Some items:
▬▬▬▬▬▬
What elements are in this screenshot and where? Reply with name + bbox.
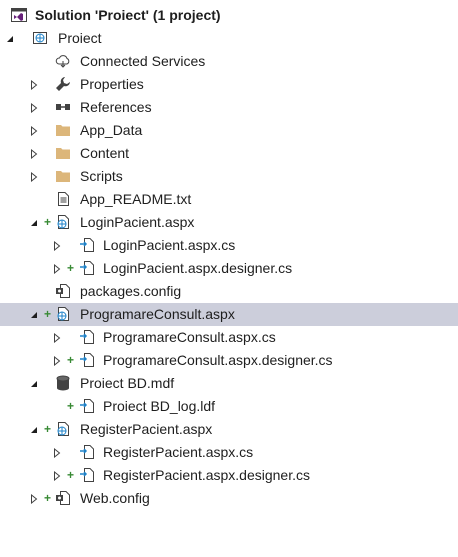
solution-icon bbox=[11, 7, 27, 23]
expanded-arrow-icon[interactable] bbox=[28, 372, 40, 395]
tree-item-loginpacient-aspx-cs[interactable]: LoginPacient.aspx.cs bbox=[0, 234, 458, 257]
added-plus-icon: + bbox=[67, 468, 75, 482]
tree-item-label: RegisterPacient.aspx bbox=[80, 421, 213, 437]
tree-item-label: LoginPacient.aspx.designer.cs bbox=[103, 260, 293, 276]
tree-item-properties[interactable]: Properties bbox=[0, 73, 458, 96]
config-file-icon bbox=[55, 283, 71, 299]
tree-item-label: Connected Services bbox=[80, 53, 206, 69]
folder-icon bbox=[55, 122, 71, 138]
tree-item-label: packages.config bbox=[80, 283, 182, 299]
collapsed-arrow-icon[interactable] bbox=[28, 73, 40, 96]
added-plus-icon: + bbox=[44, 215, 52, 229]
tree-item-label: ProgramareConsult.aspx.cs bbox=[103, 329, 276, 345]
collapsed-arrow-icon[interactable] bbox=[28, 165, 40, 188]
added-plus-icon: + bbox=[44, 307, 52, 321]
expanded-arrow-icon[interactable] bbox=[28, 211, 40, 234]
collapsed-arrow-icon[interactable] bbox=[28, 119, 40, 142]
added-plus-icon: + bbox=[67, 261, 75, 275]
tree-item-label: LoginPacient.aspx bbox=[80, 214, 195, 230]
collapsed-arrow-icon[interactable] bbox=[28, 487, 40, 510]
code-file-icon bbox=[79, 329, 95, 345]
tree-item-programareconsult-aspx-designer-cs[interactable]: + ProgramareConsult.aspx.designer.cs bbox=[0, 349, 458, 372]
collapsed-arrow-icon[interactable] bbox=[51, 257, 63, 280]
tree-item-label: Proiect bbox=[58, 30, 102, 46]
database-icon bbox=[55, 375, 71, 391]
collapsed-arrow-icon[interactable] bbox=[51, 326, 63, 349]
code-file-icon bbox=[79, 237, 95, 253]
tree-item-label: Content bbox=[80, 145, 130, 161]
collapsed-arrow-icon[interactable] bbox=[28, 96, 40, 119]
tree-item-label: App_README.txt bbox=[80, 191, 192, 207]
collapsed-arrow-icon[interactable] bbox=[51, 349, 63, 372]
connected-services-icon bbox=[55, 53, 71, 69]
tree-item-app-data[interactable]: App_Data bbox=[0, 119, 458, 142]
tree-item-project[interactable]: Proiect bbox=[0, 27, 458, 50]
tree-item-registerpacient-aspx-designer-cs[interactable]: + RegisterPacient.aspx.designer.cs bbox=[0, 464, 458, 487]
config-file-icon bbox=[55, 490, 71, 506]
tree-item-references[interactable]: References bbox=[0, 96, 458, 119]
tree-item-web-config[interactable]: + Web.config bbox=[0, 487, 458, 510]
tree-item-loginpacient-aspx[interactable]: + LoginPacient.aspx bbox=[0, 211, 458, 234]
tree-item-label: Scripts bbox=[80, 168, 123, 184]
collapsed-arrow-icon[interactable] bbox=[28, 142, 40, 165]
tree-item-label: LoginPacient.aspx.cs bbox=[103, 237, 236, 253]
references-icon bbox=[55, 99, 71, 115]
tree-item-programareconsult-aspx-cs[interactable]: ProgramareConsult.aspx.cs bbox=[0, 326, 458, 349]
aspx-page-icon bbox=[55, 214, 71, 230]
aspx-page-icon bbox=[55, 306, 71, 322]
expanded-arrow-icon[interactable] bbox=[28, 303, 40, 326]
aspx-page-icon bbox=[55, 421, 71, 437]
tree-item-loginpacient-aspx-designer-cs[interactable]: + LoginPacient.aspx.designer.cs bbox=[0, 257, 458, 280]
code-file-icon bbox=[79, 444, 95, 460]
collapsed-arrow-icon[interactable] bbox=[51, 464, 63, 487]
added-plus-icon: + bbox=[44, 422, 52, 436]
folder-icon bbox=[55, 145, 71, 161]
code-file-icon bbox=[79, 467, 95, 483]
tree-item-app-readme[interactable]: App_README.txt bbox=[0, 188, 458, 211]
tree-item-proiect-bd-log-ldf[interactable]: + Proiect BD_log.ldf bbox=[0, 395, 458, 418]
added-plus-icon: + bbox=[67, 399, 75, 413]
code-file-icon bbox=[79, 260, 95, 276]
collapsed-arrow-icon[interactable] bbox=[51, 234, 63, 257]
expanded-arrow-icon[interactable] bbox=[28, 418, 40, 441]
expanded-arrow-icon[interactable] bbox=[4, 27, 16, 50]
tree-item-label: Properties bbox=[80, 76, 144, 92]
web-project-icon bbox=[32, 30, 48, 46]
tree-item-programareconsult-aspx[interactable]: + ProgramareConsult.aspx bbox=[0, 303, 458, 326]
tree-item-label: App_Data bbox=[80, 122, 143, 138]
tree-item-label: RegisterPacient.aspx.designer.cs bbox=[103, 467, 310, 483]
tree-item-label: RegisterPacient.aspx.cs bbox=[103, 444, 254, 460]
solution-explorer-tree[interactable]: Solution 'Proiect' (1 project) Proiect C… bbox=[0, 4, 458, 510]
added-plus-icon: + bbox=[67, 353, 75, 367]
tree-item-label: ProgramareConsult.aspx bbox=[80, 306, 235, 322]
tree-item-proiect-bd-mdf[interactable]: Proiect BD.mdf bbox=[0, 372, 458, 395]
tree-item-label: ProgramareConsult.aspx.designer.cs bbox=[103, 352, 333, 368]
tree-item-label: Proiect BD_log.ldf bbox=[103, 398, 216, 414]
tree-item-registerpacient-aspx-cs[interactable]: RegisterPacient.aspx.cs bbox=[0, 441, 458, 464]
tree-item-content[interactable]: Content bbox=[0, 142, 458, 165]
code-file-icon bbox=[79, 398, 95, 414]
collapsed-arrow-icon[interactable] bbox=[51, 441, 63, 464]
tree-item-packages-config[interactable]: packages.config bbox=[0, 280, 458, 303]
tree-item-label: Web.config bbox=[80, 490, 150, 506]
tree-item-label: References bbox=[80, 99, 152, 115]
text-file-icon bbox=[55, 191, 71, 207]
wrench-icon bbox=[55, 76, 71, 92]
folder-icon bbox=[55, 168, 71, 184]
tree-item-solution[interactable]: Solution 'Proiect' (1 project) bbox=[0, 4, 458, 27]
tree-item-scripts[interactable]: Scripts bbox=[0, 165, 458, 188]
code-file-icon bbox=[79, 352, 95, 368]
added-plus-icon: + bbox=[44, 491, 52, 505]
tree-item-label: Proiect BD.mdf bbox=[80, 375, 175, 391]
tree-item-registerpacient-aspx[interactable]: + RegisterPacient.aspx bbox=[0, 418, 458, 441]
tree-item-label: Solution 'Proiect' (1 project) bbox=[35, 7, 221, 23]
tree-item-connected-services[interactable]: Connected Services bbox=[0, 50, 458, 73]
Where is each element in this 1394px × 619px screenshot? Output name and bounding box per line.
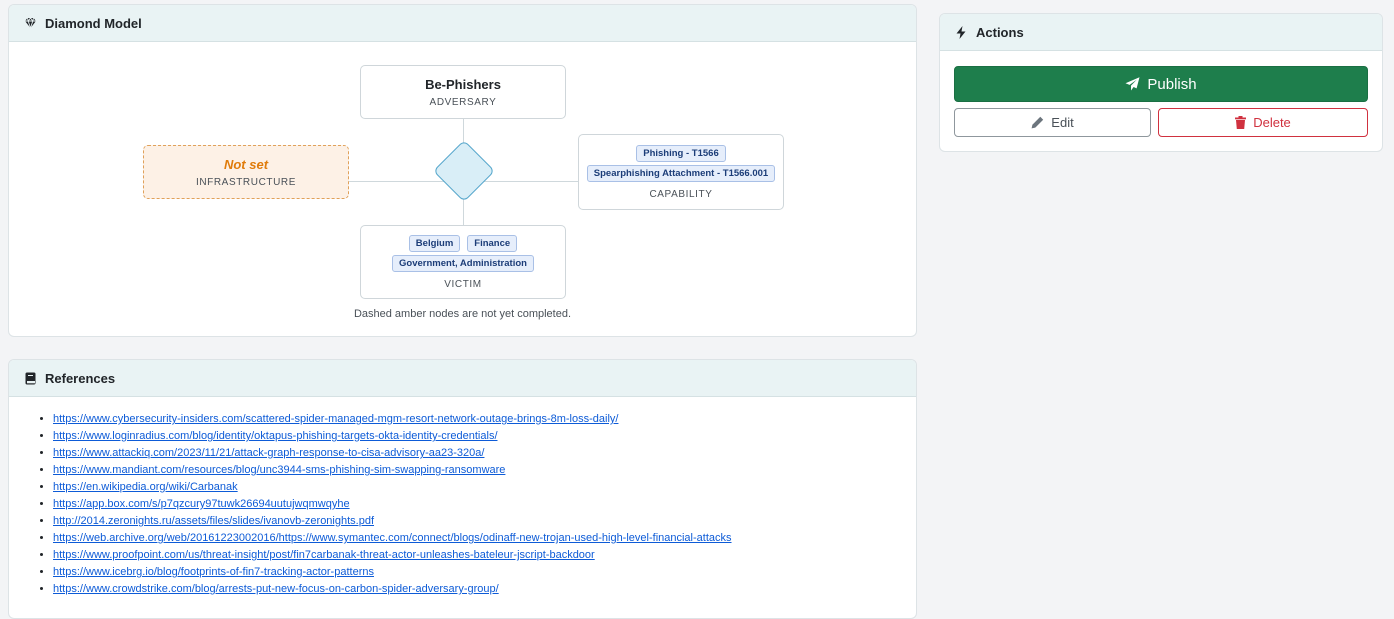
diagram-legend: Dashed amber nodes are not yet completed… [353, 308, 572, 320]
book-icon [23, 371, 37, 385]
list-item: https://www.crowdstrike.com/blog/arrests… [53, 581, 916, 598]
publish-label: Publish [1147, 75, 1197, 93]
actions-header: Actions [940, 14, 1382, 51]
diamond-model-card: Diamond Model Be-Phishers ADVERSARY Not … [8, 4, 917, 337]
adversary-node[interactable]: Be-Phishers ADVERSARY [360, 65, 566, 119]
list-item: https://www.loginradius.com/blog/identit… [53, 428, 916, 445]
reference-link[interactable]: https://www.cybersecurity-insiders.com/s… [53, 413, 618, 425]
list-item: https://app.box.com/s/p7qzcury97tuwk2669… [53, 496, 916, 513]
paper-plane-icon [1125, 77, 1140, 91]
edit-label: Edit [1051, 115, 1074, 130]
reference-link[interactable]: https://www.mandiant.com/resources/blog/… [53, 464, 505, 476]
references-title: References [45, 370, 116, 386]
publish-button[interactable]: Publish [954, 66, 1368, 102]
delete-label: Delete [1253, 115, 1291, 130]
list-item: https://www.mandiant.com/resources/blog/… [53, 462, 916, 479]
delete-button[interactable]: Delete [1158, 108, 1368, 137]
infrastructure-title: Not set [223, 156, 269, 172]
reference-link[interactable]: https://www.proofpoint.com/us/threat-ins… [53, 549, 595, 561]
reference-link[interactable]: https://www.crowdstrike.com/blog/arrests… [53, 583, 499, 595]
capability-node[interactable]: Phishing - T1566 Spearphishing Attachmen… [578, 134, 784, 210]
adversary-label: ADVERSARY [429, 96, 497, 108]
gem-icon [23, 16, 37, 30]
victim-tag: Belgium [408, 234, 461, 252]
reference-link[interactable]: https://web.archive.org/web/201612230020… [53, 532, 732, 544]
list-item: https://web.archive.org/web/201612230020… [53, 530, 916, 547]
diamond-diagram: Be-Phishers ADVERSARY Not set INFRASTRUC… [9, 43, 916, 336]
pencil-icon [1031, 116, 1044, 129]
victim-node[interactable]: Belgium Finance Government, Administrati… [360, 225, 566, 299]
center-diamond-shape [432, 139, 496, 203]
infrastructure-node[interactable]: Not set INFRASTRUCTURE [143, 145, 349, 199]
list-item: https://www.icebrg.io/blog/footprints-of… [53, 564, 916, 581]
victim-tag: Finance [467, 234, 518, 252]
capability-tag: Spearphishing Attachment - T1566.001 [586, 164, 776, 182]
trash-icon [1235, 116, 1247, 129]
edit-button[interactable]: Edit [954, 108, 1151, 137]
victim-tag: Government, Administration [392, 254, 534, 272]
bolt-icon [954, 25, 968, 39]
diamond-model-header: Diamond Model [9, 5, 916, 42]
actions-title: Actions [976, 24, 1024, 40]
references-card: References https://www.cybersecurity-ins… [8, 359, 917, 619]
list-item: https://en.wikipedia.org/wiki/Carbanak [53, 479, 916, 496]
capability-tag: Phishing - T1566 [636, 144, 726, 162]
reference-link[interactable]: https://www.attackiq.com/2023/11/21/atta… [53, 447, 484, 459]
reference-link[interactable]: https://en.wikipedia.org/wiki/Carbanak [53, 481, 238, 493]
victim-label: VICTIM [444, 278, 482, 290]
reference-link[interactable]: https://app.box.com/s/p7qzcury97tuwk2669… [53, 498, 350, 510]
list-item: https://www.proofpoint.com/us/threat-ins… [53, 547, 916, 564]
references-header: References [9, 360, 916, 397]
infrastructure-label: INFRASTRUCTURE [195, 176, 297, 188]
reference-link[interactable]: https://www.icebrg.io/blog/footprints-of… [53, 566, 374, 578]
reference-link[interactable]: https://www.loginradius.com/blog/identit… [53, 430, 498, 442]
list-item: https://www.cybersecurity-insiders.com/s… [53, 411, 916, 428]
diamond-model-title: Diamond Model [45, 15, 142, 31]
actions-card: Actions Publish Edit Delete [939, 13, 1383, 152]
adversary-title: Be-Phishers [425, 76, 501, 92]
references-list: https://www.cybersecurity-insiders.com/s… [9, 397, 916, 598]
capability-label: CAPABILITY [649, 188, 713, 200]
list-item: https://www.attackiq.com/2023/11/21/atta… [53, 445, 916, 462]
list-item: http://2014.zeronights.ru/assets/files/s… [53, 513, 916, 530]
reference-link[interactable]: http://2014.zeronights.ru/assets/files/s… [53, 515, 374, 527]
▬▬▬▬▬▬
TASK BRIEF:
Copy every line from the one containing "solution-icon bbox=[11, 7, 27, 23]" down to the one containing "config-file-icon bbox=[55, 283, 71, 299]", inclusive.

THE COMPLETED TASK:
solution-icon bbox=[11, 7, 27, 23]
expanded-arrow-icon[interactable] bbox=[28, 372, 40, 395]
tree-item-loginpacient-aspx-cs[interactable]: LoginPacient.aspx.cs bbox=[0, 234, 458, 257]
added-plus-icon: + bbox=[67, 468, 75, 482]
tree-item-label: RegisterPacient.aspx bbox=[80, 421, 213, 437]
tree-item-label: LoginPacient.aspx.designer.cs bbox=[103, 260, 293, 276]
tree-item-properties[interactable]: Properties bbox=[0, 73, 458, 96]
config-file-icon bbox=[55, 283, 71, 299]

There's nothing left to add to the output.